[Stated goal]
Starting with the line that contains "- bullet-dot: [41, 252, 46, 257]" and going on through the line that contains "- add-button[interactable]: 追加する: [20, 35, 91, 55]", write out those lines of the material again, swapping "bullet-dot" for "list-marker" and leaving everything else unchanged.

[Information given]
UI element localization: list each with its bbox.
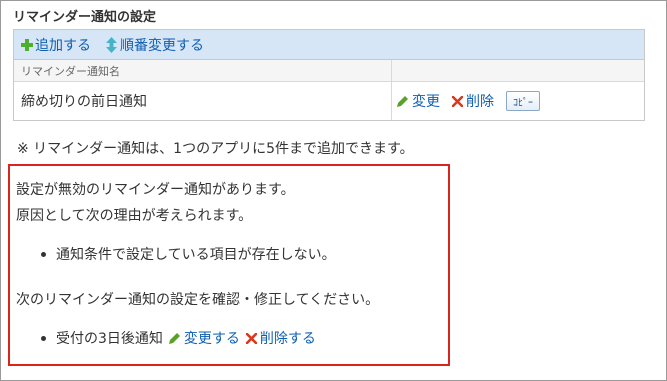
- bullet-dot: [41, 252, 46, 257]
- pencil-icon: [397, 96, 408, 107]
- table-row: 締め切りの前日通知 変更 削除 ｺﾋﾟｰ: [14, 82, 644, 120]
- warning-line-2: 原因として次の理由が考えられます。: [16, 208, 253, 224]
- invalid-reminder-item: 受付の3日後通知 変更する 削除する: [56, 328, 316, 348]
- section-title: リマインダー通知の設定: [13, 10, 157, 25]
- warning-line-1: 設定が無効のリマインダー通知があります。: [16, 182, 295, 198]
- delete-reminder-label: 削除する: [259, 331, 316, 347]
- invalid-reminder-name: 受付の3日後通知: [56, 331, 163, 347]
- bullet-dot: [41, 336, 46, 341]
- add-button[interactable]: 追加する: [20, 35, 91, 55]
- edit-reminder-label: 変更する: [183, 331, 240, 347]
- x-icon: [452, 95, 463, 107]
- plus-icon: [20, 37, 33, 53]
- reorder-button[interactable]: 順番変更する: [105, 35, 204, 55]
- toolbar: 追加する 順番変更する: [14, 30, 644, 60]
- up-down-arrow-icon: [105, 36, 118, 53]
- reorder-label: 順番変更する: [120, 37, 204, 54]
- edit-link[interactable]: 変更: [397, 91, 440, 111]
- edit-reminder-link[interactable]: 変更する: [168, 328, 240, 348]
- delete-reminder-link[interactable]: 削除する: [245, 328, 316, 348]
- warning-reason: 通知条件で設定している項目が存在しない。: [56, 247, 336, 263]
- copy-button[interactable]: ｺﾋﾟｰ: [506, 91, 540, 111]
- row-actions: 変更 削除 ｺﾋﾟｰ: [392, 82, 644, 120]
- warning-instruction: 次のリマインダー通知の設定を確認・修正してください。: [16, 292, 380, 308]
- reminder-name: 締め切りの前日通知: [14, 82, 392, 120]
- pencil-icon: [168, 333, 180, 344]
- warning-box: 設定が無効のリマインダー通知があります。 原因として次の理由が考えられます。 通…: [8, 164, 450, 366]
- limit-note: ※ リマインダー通知は、1つのアプリに5件まで追加できます。: [17, 141, 414, 157]
- x-icon: [245, 332, 257, 344]
- column-header-name: リマインダー通知名: [14, 60, 392, 81]
- table-header-row: リマインダー通知名: [14, 60, 644, 82]
- reminder-table-panel: 追加する 順番変更する リマインダー通知名 締め切りの前日通知 変更 削除 ｺﾋ…: [13, 29, 645, 121]
- delete-label: 削除: [466, 94, 494, 110]
- delete-link[interactable]: 削除: [452, 91, 494, 111]
- column-header-actions: [392, 60, 644, 81]
- edit-label: 変更: [412, 94, 440, 110]
- add-label: 追加する: [35, 37, 91, 54]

[Task answer]
- list-marker: [41, 252, 46, 257]
- pencil-icon: [397, 96, 408, 107]
- table-row: 締め切りの前日通知 変更 削除 ｺﾋﾟｰ: [14, 82, 644, 120]
- warning-line-2: 原因として次の理由が考えられます。: [16, 208, 253, 224]
- invalid-reminder-item: 受付の3日後通知 変更する 削除する: [56, 328, 316, 348]
- section-title: リマインダー通知の設定: [13, 10, 157, 25]
- warning-line-1: 設定が無効のリマインダー通知があります。: [16, 182, 295, 198]
- delete-reminder-label: 削除する: [259, 331, 316, 347]
- invalid-reminder-name: 受付の3日後通知: [56, 331, 163, 347]
- list-marker: [41, 336, 46, 341]
- add-button[interactable]: 追加する: [20, 35, 91, 55]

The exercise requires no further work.